Brief ▸ Search the material and gather each line with "CH₃COOH" in it.

Data extracted from a collection
▬▬▬▬▬▬▬▬▬▬

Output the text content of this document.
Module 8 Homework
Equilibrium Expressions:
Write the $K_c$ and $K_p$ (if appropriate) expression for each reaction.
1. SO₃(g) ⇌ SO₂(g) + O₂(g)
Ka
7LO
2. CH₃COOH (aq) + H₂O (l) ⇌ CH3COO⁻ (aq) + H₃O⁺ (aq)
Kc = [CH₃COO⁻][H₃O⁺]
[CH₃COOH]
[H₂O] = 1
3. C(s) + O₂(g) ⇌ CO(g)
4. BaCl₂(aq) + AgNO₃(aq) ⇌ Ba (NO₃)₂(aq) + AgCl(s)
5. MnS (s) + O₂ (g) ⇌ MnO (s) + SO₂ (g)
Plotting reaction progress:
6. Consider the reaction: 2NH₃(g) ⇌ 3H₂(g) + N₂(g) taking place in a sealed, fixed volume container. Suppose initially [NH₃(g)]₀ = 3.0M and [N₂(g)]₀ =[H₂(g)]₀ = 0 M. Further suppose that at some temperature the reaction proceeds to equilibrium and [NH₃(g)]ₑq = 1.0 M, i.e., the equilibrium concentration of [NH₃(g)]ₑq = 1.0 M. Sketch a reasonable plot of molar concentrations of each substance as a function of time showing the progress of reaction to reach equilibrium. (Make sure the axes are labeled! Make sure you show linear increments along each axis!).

▬▬▬▬▬▬▬▬▬▬

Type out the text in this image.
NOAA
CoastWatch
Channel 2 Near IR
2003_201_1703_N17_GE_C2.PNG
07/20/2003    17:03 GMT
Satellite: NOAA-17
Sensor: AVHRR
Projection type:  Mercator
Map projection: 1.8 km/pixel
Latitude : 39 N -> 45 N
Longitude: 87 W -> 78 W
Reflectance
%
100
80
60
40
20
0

▬▬▬▬▬▬▬▬▬▬

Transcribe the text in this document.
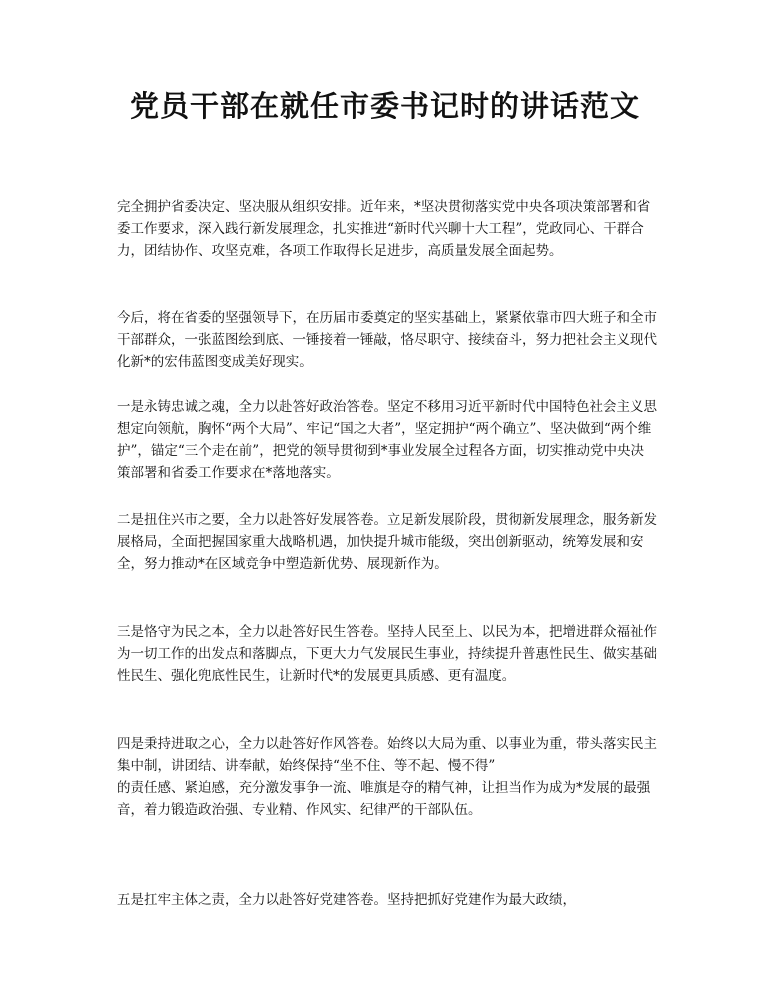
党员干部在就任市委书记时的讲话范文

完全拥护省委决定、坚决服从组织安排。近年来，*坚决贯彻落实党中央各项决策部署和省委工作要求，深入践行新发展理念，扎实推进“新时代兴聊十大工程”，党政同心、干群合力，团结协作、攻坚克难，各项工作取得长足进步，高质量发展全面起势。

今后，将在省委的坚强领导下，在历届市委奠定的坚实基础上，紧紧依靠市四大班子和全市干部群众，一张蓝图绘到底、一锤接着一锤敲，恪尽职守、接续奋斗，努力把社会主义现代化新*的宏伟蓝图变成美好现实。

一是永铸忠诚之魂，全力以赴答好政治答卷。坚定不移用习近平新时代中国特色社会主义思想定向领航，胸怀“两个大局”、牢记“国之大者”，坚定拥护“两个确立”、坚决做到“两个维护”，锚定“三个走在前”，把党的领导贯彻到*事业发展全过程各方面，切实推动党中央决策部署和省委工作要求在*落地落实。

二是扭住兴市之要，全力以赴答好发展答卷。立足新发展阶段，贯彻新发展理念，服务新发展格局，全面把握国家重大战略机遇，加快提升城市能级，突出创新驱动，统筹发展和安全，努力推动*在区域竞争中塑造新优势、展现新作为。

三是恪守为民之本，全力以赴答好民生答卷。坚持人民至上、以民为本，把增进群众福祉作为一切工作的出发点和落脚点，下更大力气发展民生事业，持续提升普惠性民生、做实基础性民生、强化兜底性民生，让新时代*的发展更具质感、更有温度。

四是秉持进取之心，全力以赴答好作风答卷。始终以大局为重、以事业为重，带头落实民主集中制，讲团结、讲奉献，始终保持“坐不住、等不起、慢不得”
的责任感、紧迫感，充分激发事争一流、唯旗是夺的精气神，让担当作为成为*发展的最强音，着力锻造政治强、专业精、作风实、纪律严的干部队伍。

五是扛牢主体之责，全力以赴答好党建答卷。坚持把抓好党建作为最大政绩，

▬▬▬▬▬▬▬▬▬▬

Output of the task ▸
2. CH₃COOH (aq) + H₂O (l) ⇌ CH3COO⁻ (aq) + H₃O⁺ (aq)
[CH₃COOH]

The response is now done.